PROVIDED DATA:
— Start —

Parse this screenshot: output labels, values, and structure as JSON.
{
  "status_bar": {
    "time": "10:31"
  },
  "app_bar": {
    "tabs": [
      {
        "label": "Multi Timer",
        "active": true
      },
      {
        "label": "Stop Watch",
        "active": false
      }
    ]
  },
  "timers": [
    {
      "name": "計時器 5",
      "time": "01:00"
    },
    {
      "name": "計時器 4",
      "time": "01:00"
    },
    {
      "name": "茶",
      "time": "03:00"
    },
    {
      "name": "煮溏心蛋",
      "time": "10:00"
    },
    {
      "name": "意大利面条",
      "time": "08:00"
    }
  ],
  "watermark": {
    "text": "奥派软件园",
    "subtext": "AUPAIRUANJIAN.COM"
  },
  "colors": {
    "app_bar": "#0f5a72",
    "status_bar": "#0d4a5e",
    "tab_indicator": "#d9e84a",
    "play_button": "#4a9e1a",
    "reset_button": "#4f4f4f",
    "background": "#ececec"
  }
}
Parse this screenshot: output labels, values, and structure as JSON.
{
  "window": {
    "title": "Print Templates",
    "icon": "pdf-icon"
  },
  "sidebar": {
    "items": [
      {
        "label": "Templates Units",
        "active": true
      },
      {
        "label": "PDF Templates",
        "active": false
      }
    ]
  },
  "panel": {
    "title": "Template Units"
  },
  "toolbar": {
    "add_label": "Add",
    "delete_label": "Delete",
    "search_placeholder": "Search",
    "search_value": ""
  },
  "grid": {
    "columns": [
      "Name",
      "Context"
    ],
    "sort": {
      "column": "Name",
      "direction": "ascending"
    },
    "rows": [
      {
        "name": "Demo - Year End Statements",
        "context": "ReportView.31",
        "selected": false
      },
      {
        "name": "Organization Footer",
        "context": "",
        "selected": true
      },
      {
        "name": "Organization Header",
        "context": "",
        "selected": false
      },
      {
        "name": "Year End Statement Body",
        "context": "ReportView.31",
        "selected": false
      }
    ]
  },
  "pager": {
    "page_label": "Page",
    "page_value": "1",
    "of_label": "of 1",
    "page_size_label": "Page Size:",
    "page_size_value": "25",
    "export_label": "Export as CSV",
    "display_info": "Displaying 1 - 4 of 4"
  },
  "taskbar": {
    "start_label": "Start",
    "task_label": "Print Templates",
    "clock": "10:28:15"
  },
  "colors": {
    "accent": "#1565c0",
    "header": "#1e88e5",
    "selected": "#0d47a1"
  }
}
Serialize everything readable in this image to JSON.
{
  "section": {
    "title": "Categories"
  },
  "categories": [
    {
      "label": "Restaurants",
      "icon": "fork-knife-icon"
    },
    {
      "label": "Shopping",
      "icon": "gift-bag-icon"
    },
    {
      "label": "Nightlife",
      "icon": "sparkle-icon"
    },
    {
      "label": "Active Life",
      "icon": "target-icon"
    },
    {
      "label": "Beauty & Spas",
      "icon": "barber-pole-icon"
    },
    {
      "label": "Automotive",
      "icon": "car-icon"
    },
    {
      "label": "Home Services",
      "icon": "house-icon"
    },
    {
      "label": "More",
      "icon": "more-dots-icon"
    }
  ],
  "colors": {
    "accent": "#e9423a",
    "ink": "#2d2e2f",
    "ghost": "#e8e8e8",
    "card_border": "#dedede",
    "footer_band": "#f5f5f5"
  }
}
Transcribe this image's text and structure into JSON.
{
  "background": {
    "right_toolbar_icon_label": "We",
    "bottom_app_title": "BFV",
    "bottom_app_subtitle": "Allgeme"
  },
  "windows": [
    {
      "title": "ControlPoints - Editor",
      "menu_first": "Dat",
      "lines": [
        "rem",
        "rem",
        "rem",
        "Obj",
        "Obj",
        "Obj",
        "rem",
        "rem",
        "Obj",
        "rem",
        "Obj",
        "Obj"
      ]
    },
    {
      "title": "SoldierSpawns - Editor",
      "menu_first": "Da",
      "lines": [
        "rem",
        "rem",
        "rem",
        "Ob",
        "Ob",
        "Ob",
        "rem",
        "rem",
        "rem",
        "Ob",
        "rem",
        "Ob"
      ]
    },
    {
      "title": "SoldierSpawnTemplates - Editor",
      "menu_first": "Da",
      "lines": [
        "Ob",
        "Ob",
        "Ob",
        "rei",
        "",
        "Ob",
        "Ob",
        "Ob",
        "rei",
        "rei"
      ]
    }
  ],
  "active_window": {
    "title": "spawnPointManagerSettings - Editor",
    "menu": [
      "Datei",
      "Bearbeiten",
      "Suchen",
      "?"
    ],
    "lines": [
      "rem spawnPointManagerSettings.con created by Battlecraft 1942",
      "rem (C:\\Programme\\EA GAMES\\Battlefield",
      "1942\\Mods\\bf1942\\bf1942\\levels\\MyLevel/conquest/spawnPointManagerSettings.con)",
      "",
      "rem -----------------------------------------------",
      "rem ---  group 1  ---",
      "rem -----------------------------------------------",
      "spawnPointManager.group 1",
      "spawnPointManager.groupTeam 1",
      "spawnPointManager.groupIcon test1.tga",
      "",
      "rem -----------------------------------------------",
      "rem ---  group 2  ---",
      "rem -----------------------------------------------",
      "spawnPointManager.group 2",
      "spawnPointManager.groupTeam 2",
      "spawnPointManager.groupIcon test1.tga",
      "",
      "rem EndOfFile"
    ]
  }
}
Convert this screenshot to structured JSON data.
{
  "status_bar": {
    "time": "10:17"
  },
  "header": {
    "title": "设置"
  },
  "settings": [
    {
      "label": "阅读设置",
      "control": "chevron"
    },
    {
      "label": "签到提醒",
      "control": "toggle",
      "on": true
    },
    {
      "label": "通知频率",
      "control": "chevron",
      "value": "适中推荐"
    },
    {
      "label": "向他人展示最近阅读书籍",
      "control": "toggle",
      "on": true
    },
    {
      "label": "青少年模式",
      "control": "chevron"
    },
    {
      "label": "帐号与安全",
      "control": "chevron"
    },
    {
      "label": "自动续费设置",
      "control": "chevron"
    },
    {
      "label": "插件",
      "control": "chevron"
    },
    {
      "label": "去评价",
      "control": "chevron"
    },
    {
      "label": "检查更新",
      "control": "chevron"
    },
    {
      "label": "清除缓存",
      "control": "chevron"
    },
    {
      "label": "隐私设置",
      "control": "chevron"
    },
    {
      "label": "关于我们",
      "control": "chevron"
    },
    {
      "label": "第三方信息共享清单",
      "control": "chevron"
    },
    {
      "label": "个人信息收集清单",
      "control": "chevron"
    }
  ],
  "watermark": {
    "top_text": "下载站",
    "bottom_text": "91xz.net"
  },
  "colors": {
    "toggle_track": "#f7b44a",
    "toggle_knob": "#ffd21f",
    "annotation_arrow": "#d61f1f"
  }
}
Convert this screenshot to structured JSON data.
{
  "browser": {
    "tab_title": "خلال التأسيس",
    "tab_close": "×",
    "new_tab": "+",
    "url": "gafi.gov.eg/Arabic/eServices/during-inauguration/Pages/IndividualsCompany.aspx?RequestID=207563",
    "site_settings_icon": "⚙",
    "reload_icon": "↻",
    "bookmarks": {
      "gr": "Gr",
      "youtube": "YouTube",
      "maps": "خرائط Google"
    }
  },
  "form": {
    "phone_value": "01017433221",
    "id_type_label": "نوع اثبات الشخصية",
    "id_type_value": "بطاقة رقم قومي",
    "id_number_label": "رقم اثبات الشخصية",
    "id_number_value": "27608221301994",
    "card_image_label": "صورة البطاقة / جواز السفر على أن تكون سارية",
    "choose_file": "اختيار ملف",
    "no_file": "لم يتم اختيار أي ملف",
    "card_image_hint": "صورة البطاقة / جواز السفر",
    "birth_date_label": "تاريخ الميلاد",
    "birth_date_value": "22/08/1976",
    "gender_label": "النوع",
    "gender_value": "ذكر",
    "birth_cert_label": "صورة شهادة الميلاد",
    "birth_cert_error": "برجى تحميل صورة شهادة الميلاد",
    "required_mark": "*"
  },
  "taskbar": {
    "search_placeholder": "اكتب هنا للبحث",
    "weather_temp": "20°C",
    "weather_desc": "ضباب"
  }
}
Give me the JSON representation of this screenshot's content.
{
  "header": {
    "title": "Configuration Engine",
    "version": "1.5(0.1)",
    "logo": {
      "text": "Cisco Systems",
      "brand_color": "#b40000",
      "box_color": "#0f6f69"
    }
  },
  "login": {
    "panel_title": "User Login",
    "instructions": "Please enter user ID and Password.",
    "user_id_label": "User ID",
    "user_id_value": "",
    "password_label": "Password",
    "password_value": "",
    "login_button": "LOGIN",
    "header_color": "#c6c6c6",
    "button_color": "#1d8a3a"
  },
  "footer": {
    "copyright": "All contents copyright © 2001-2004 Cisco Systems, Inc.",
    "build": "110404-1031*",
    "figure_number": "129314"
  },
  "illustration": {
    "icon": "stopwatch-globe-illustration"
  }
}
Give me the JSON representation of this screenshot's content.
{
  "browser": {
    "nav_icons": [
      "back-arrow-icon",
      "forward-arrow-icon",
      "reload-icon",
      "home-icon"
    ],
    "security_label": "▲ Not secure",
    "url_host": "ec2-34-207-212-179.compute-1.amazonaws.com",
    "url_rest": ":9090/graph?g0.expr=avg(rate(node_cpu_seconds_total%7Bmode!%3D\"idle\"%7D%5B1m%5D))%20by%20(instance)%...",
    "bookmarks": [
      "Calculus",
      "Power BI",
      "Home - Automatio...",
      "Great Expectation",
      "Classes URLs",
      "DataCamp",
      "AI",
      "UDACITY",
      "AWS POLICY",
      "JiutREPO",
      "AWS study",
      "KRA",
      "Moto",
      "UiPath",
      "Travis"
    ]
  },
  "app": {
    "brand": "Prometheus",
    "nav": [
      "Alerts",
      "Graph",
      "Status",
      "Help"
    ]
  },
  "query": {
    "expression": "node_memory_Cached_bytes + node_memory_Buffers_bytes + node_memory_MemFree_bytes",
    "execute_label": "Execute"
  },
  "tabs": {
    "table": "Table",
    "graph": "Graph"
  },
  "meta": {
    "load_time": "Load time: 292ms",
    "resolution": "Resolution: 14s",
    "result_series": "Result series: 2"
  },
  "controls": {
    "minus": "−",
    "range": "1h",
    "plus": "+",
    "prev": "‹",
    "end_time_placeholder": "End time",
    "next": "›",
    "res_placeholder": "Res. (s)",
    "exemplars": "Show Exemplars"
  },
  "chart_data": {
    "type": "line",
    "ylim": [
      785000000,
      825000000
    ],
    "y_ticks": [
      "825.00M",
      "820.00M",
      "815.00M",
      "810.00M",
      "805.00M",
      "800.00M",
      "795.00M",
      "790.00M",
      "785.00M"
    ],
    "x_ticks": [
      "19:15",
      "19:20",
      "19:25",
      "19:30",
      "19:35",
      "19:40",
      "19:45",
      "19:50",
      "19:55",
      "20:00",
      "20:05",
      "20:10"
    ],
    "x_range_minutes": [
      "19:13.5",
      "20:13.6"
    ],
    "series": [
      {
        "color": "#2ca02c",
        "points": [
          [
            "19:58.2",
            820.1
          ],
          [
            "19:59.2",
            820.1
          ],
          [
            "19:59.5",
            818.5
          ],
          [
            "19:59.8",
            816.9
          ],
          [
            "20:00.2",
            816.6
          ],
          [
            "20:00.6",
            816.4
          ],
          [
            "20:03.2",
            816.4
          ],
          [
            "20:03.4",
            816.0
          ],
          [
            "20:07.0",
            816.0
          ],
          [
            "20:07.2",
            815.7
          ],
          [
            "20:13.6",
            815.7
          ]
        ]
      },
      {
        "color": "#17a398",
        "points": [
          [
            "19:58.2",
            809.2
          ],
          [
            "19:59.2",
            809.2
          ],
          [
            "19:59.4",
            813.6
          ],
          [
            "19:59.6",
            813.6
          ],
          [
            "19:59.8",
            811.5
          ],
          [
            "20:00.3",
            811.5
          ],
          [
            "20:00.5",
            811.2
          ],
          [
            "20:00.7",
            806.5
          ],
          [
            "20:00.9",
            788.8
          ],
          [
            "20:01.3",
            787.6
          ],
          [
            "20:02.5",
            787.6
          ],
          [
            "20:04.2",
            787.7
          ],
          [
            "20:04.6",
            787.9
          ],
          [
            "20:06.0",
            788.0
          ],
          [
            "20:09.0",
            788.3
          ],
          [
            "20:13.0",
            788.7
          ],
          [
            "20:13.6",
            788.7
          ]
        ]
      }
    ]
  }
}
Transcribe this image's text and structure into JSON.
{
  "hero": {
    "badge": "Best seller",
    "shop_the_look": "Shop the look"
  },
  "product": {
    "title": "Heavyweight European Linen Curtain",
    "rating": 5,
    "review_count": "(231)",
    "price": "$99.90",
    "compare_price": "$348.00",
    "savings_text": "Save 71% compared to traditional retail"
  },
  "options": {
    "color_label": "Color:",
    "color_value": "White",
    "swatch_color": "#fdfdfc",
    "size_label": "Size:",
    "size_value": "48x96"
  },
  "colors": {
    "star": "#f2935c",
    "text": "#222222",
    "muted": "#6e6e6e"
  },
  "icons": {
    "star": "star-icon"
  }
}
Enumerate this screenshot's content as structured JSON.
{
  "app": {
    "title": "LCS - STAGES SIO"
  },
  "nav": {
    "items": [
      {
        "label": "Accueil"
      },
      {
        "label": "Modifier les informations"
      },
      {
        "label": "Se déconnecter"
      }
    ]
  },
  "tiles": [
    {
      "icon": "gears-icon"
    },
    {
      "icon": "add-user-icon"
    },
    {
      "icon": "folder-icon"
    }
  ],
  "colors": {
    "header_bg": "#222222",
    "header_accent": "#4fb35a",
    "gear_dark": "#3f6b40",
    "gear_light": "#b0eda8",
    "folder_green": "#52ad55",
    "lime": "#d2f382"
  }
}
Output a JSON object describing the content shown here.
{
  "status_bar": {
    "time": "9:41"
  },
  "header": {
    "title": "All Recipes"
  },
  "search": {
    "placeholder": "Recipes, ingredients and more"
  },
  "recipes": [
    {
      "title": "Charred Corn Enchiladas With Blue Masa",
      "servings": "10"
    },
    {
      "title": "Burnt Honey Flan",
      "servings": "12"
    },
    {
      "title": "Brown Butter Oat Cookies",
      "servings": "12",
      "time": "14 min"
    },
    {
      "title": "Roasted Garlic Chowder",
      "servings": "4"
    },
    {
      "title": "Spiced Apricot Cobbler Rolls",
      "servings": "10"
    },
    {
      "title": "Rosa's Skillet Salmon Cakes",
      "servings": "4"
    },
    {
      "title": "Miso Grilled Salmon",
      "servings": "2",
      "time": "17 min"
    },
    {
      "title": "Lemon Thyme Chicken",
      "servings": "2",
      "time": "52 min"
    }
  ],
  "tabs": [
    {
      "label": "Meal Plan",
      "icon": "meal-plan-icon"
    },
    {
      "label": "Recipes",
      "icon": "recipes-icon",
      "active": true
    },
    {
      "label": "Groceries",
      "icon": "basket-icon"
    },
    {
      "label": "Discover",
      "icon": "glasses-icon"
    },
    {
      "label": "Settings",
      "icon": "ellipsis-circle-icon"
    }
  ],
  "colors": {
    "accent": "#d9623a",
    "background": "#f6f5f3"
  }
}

— End —

WHAT TO WORK ON: Repeat, exactly and only, the lines above from the one containing "Output a JSON" through the end of the material.

ANSWER TO THIS EXERCISE:
Output a JSON object describing the content shown here.
{
  "status_bar": {
    "time": "9:41"
  },
  "header": {
    "title": "All Recipes"
  },
  "search": {
    "placeholder": "Recipes, ingredients and more"
  },
  "recipes": [
    {
      "title": "Charred Corn Enchiladas With Blue Masa",
      "servings": "10"
    },
    {
      "title": "Burnt Honey Flan",
      "servings": "12"
    },
    {
      "title": "Brown Butter Oat Cookies",
      "servings": "12",
      "time": "14 min"
    },
    {
      "title": "Roasted Garlic Chowder",
      "servings": "4"
    },
    {
      "title": "Spiced Apricot Cobbler Rolls",
      "servings": "10"
    },
    {
      "title": "Rosa's Skillet Salmon Cakes",
      "servings": "4"
    },
    {
      "title": "Miso Grilled Salmon",
      "servings": "2",
      "time": "17 min"
    },
    {
      "title": "Lemon Thyme Chicken",
      "servings": "2",
      "time": "52 min"
    }
  ],
  "tabs": [
    {
      "label": "Meal Plan",
      "icon": "meal-plan-icon"
    },
    {
      "label": "Recipes",
      "icon": "recipes-icon",
      "active": true
    },
    {
      "label": "Groceries",
      "icon": "basket-icon"
    },
    {
      "label": "Discover",
      "icon": "glasses-icon"
    },
    {
      "label": "Settings",
      "icon": "ellipsis-circle-icon"
    }
  ],
  "colors": {
    "accent": "#d9623a",
    "background": "#f6f5f3"
  }
}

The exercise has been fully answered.